**Task directions**:
Lines containing the word "color" are the ones to copy from the records below.

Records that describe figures
## start

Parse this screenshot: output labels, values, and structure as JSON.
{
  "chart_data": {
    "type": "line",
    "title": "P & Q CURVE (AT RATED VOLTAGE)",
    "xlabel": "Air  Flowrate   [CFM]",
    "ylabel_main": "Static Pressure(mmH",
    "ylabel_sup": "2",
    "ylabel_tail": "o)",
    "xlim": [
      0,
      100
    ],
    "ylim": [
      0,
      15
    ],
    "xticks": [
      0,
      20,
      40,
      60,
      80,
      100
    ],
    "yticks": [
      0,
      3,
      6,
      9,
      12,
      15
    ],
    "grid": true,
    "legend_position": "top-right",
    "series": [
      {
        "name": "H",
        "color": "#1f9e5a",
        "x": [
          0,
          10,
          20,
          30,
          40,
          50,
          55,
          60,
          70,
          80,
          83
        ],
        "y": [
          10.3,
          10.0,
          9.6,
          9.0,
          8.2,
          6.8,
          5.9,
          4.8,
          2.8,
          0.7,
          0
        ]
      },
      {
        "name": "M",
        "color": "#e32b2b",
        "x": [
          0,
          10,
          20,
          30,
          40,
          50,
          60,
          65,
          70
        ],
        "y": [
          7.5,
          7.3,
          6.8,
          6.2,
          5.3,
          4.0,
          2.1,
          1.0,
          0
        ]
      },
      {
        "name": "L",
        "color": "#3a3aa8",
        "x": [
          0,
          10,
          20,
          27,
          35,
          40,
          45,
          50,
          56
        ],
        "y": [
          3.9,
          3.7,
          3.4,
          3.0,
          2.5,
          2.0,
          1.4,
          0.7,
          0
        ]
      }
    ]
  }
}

## end

**Result**:
        "color": "#1f9e5a",
        "color": "#e32b2b",
        "color": "#3a3aa8",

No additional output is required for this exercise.